Start Data to process

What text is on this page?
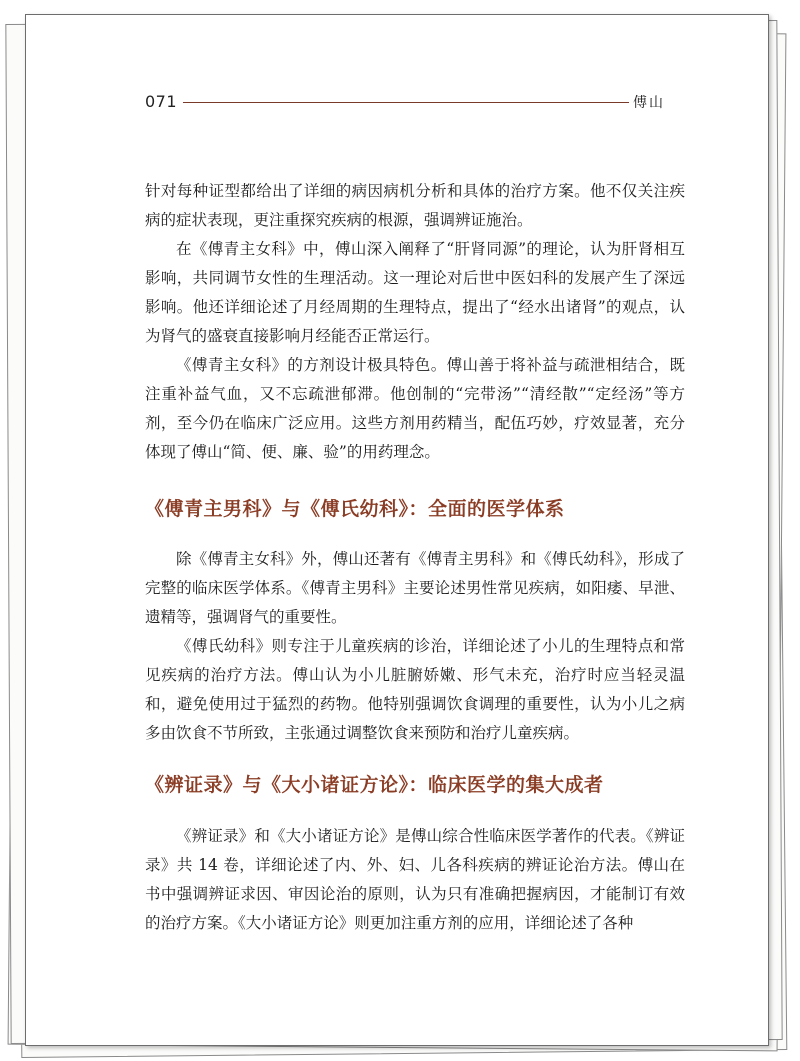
071	傅山

针对每种证型都给出了详细的病因病机分析和具体的治疗方案。他不仅关注疾病的症状表现，更注重探究疾病的根源，强调辨证施治。

在《傅青主女科》中，傅山深入阐释了“肝肾同源”的理论，认为肝肾相互影响，共同调节女性的生理活动。这一理论对后世中医妇科的发展产生了深远影响。他还详细论述了月经周期的生理特点，提出了“经水出诸肾”的观点，认为肾气的盛衰直接影响月经能否正常运行。

《傅青主女科》的方剂设计极具特色。傅山善于将补益与疏泄相结合，既注重补益气血，又不忘疏泄郁滞。他创制的“完带汤”“清经散”“定经汤”等方剂，至今仍在临床广泛应用。这些方剂用药精当，配伍巧妙，疗效显著，充分体现了傅山“简、便、廉、验”的用药理念。

《傅青主男科》与《傅氏幼科》：全面的医学体系

除《傅青主女科》外，傅山还著有《傅青主男科》和《傅氏幼科》，形成了完整的临床医学体系。《傅青主男科》主要论述男性常见疾病，如阳痿、早泄、遗精等，强调肾气的重要性。

《傅氏幼科》则专注于儿童疾病的诊治，详细论述了小儿的生理特点和常见疾病的治疗方法。傅山认为小儿脏腑娇嫩、形气未充，治疗时应当轻灵温和，避免使用过于猛烈的药物。他特别强调饮食调理的重要性，认为小儿之病多由饮食不节所致，主张通过调整饮食来预防和治疗儿童疾病。

《辨证录》与《大小诸证方论》：临床医学的集大成者

《辨证录》和《大小诸证方论》是傅山综合性临床医学著作的代表。《辨证录》共 14 卷，详细论述了内、外、妇、儿各科疾病的辨证论治方法。傅山在书中强调辨证求因、审因论治的原则，认为只有准确把握病因，才能制订有效的治疗方案。《大小诸证方论》则更加注重方剂的应用，详细论述了各种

End Data to process

(What this task involves):
Your task is an exact transcription of all the data, minus the pictures.

(Task solution):
What text is on this page?
071	傅山

针对每种证型都给出了详细的病因病机分析和具体的治疗方案。他不仅关注疾病的症状表现，更注重探究疾病的根源，强调辨证施治。

在《傅青主女科》中，傅山深入阐释了“肝肾同源”的理论，认为肝肾相互影响，共同调节女性的生理活动。这一理论对后世中医妇科的发展产生了深远影响。他还详细论述了月经周期的生理特点，提出了“经水出诸肾”的观点，认为肾气的盛衰直接影响月经能否正常运行。

《傅青主女科》的方剂设计极具特色。傅山善于将补益与疏泄相结合，既注重补益气血，又不忘疏泄郁滞。他创制的“完带汤”“清经散”“定经汤”等方剂，至今仍在临床广泛应用。这些方剂用药精当，配伍巧妙，疗效显著，充分体现了傅山“简、便、廉、验”的用药理念。

《傅青主男科》与《傅氏幼科》：全面的医学体系

除《傅青主女科》外，傅山还著有《傅青主男科》和《傅氏幼科》，形成了完整的临床医学体系。《傅青主男科》主要论述男性常见疾病，如阳痿、早泄、遗精等，强调肾气的重要性。

《傅氏幼科》则专注于儿童疾病的诊治，详细论述了小儿的生理特点和常见疾病的治疗方法。傅山认为小儿脏腑娇嫩、形气未充，治疗时应当轻灵温和，避免使用过于猛烈的药物。他特别强调饮食调理的重要性，认为小儿之病多由饮食不节所致，主张通过调整饮食来预防和治疗儿童疾病。

《辨证录》与《大小诸证方论》：临床医学的集大成者

《辨证录》和《大小诸证方论》是傅山综合性临床医学著作的代表。《辨证录》共 14 卷，详细论述了内、外、妇、儿各科疾病的辨证论治方法。傅山在书中强调辨证求因、审因论治的原则，认为只有准确把握病因，才能制订有效的治疗方案。《大小诸证方论》则更加注重方剂的应用，详细论述了各种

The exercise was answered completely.